Task prompt →
Present every line in which the string "Liderazgo" appears.

Data for processing →
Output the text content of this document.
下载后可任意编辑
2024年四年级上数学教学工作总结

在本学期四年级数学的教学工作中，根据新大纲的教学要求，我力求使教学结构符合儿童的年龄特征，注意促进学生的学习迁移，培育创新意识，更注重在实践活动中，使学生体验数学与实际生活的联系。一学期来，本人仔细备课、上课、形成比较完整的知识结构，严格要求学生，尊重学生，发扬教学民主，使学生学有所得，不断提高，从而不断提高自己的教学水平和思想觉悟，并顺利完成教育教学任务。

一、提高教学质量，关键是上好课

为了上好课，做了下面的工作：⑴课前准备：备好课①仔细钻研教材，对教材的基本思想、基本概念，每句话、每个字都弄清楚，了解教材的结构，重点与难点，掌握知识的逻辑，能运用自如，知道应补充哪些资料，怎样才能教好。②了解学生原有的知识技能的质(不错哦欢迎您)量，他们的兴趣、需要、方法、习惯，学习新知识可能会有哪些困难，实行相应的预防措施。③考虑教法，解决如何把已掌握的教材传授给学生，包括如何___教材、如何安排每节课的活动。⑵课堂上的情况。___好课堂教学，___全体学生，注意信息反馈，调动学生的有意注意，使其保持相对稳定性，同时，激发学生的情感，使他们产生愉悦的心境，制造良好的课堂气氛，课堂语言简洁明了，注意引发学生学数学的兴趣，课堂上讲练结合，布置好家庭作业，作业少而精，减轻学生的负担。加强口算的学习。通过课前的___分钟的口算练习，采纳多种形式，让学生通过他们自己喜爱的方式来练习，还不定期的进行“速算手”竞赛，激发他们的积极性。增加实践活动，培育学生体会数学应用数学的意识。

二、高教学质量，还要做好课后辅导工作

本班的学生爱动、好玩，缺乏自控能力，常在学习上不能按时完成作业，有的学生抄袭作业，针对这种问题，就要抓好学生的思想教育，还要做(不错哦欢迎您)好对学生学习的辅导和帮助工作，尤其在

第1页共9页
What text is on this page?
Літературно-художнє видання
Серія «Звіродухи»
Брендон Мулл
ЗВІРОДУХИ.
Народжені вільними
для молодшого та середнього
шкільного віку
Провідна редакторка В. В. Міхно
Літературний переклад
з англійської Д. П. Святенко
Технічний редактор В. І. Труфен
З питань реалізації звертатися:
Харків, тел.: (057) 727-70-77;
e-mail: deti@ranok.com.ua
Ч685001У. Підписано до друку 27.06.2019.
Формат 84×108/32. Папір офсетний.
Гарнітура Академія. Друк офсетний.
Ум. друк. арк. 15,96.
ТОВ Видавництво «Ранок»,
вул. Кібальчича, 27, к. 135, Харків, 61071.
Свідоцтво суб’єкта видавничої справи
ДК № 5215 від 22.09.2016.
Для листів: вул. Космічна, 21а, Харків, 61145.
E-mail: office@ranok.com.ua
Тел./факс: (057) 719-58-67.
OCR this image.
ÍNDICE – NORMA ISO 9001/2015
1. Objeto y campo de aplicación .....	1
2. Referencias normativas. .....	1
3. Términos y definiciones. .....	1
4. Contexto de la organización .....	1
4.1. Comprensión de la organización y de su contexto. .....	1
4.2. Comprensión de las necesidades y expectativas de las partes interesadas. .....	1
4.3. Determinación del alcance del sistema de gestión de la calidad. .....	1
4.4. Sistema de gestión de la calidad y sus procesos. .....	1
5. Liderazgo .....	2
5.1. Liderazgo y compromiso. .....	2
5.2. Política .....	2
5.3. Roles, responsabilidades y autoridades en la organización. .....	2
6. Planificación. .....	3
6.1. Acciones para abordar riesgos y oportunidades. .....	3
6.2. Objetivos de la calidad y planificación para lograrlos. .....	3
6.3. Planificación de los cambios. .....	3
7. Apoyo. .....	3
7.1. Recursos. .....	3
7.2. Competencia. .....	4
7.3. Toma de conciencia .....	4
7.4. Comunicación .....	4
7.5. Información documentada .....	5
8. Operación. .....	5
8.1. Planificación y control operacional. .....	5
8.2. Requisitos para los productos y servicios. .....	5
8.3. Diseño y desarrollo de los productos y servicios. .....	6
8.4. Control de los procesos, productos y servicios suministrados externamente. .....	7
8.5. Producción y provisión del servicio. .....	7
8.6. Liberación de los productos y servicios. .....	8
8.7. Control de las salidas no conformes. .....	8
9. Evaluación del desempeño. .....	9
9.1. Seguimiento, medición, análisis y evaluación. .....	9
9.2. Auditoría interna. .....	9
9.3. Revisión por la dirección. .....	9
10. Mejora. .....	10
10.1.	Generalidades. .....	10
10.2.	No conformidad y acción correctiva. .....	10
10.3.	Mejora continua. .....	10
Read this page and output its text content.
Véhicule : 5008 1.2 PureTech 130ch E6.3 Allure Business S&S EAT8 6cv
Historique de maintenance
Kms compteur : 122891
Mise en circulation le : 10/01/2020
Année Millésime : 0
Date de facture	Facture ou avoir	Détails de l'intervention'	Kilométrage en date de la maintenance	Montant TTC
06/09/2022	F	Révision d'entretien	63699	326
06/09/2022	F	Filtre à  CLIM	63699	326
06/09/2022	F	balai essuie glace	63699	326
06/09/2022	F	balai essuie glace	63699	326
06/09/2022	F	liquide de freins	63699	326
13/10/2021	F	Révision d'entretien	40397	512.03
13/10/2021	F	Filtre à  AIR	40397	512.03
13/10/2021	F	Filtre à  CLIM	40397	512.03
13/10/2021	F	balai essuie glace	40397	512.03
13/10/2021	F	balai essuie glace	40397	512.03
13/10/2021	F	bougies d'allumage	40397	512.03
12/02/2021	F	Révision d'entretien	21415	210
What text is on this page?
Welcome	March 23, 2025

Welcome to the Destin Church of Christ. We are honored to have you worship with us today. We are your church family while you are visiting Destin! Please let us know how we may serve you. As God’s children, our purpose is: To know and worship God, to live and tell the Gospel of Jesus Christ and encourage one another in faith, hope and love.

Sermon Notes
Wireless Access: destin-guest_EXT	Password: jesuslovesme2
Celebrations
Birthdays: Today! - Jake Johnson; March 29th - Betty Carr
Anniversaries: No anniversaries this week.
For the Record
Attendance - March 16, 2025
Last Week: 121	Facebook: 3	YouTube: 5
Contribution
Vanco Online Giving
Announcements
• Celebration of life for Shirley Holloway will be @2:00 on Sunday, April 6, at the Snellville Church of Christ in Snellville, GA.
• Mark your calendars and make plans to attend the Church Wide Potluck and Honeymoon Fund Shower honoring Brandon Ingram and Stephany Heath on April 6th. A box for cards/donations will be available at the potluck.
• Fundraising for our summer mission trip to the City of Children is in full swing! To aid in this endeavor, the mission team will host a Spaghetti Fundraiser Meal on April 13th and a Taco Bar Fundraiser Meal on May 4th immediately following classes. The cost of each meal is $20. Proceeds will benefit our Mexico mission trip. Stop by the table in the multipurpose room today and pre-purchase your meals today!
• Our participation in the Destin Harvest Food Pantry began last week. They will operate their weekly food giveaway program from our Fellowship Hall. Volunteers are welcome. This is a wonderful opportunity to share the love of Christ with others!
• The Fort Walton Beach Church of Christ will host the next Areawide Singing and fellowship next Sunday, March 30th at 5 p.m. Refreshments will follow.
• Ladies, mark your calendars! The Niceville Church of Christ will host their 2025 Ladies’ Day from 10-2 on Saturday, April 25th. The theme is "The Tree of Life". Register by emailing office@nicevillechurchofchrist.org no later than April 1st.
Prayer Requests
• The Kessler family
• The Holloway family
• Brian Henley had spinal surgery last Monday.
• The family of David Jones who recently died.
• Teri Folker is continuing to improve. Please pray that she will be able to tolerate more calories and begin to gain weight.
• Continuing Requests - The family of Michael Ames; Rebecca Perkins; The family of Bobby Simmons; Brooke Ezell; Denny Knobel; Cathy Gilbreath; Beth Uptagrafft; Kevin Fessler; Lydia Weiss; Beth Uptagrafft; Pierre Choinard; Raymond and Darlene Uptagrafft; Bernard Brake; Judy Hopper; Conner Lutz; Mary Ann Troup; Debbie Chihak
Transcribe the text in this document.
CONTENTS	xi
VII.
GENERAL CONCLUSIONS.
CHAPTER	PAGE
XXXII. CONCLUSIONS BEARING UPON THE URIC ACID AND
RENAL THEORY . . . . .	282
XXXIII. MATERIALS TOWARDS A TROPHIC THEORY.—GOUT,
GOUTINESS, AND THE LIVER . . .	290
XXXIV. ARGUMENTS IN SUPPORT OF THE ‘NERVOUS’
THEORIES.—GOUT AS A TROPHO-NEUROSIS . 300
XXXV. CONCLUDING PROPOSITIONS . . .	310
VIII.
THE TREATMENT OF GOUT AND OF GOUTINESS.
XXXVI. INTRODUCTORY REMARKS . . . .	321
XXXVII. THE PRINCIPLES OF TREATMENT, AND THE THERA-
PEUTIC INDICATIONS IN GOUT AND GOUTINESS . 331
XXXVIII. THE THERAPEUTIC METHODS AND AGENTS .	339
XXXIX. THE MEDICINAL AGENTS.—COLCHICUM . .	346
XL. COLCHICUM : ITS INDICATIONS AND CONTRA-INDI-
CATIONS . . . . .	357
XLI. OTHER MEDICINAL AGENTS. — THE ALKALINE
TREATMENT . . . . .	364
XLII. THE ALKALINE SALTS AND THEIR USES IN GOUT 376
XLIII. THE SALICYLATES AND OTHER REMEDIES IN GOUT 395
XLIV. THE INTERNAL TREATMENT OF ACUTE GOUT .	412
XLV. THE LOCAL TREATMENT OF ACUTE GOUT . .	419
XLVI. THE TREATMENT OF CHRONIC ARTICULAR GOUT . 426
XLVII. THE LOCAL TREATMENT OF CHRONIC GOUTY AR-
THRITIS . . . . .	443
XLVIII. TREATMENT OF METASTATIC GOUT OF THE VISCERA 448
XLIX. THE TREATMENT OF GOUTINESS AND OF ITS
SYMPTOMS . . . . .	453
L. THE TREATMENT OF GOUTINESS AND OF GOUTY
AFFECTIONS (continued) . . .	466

Correct result →
5. Liderazgo .....	2
5.1. Liderazgo y compromiso. .....	2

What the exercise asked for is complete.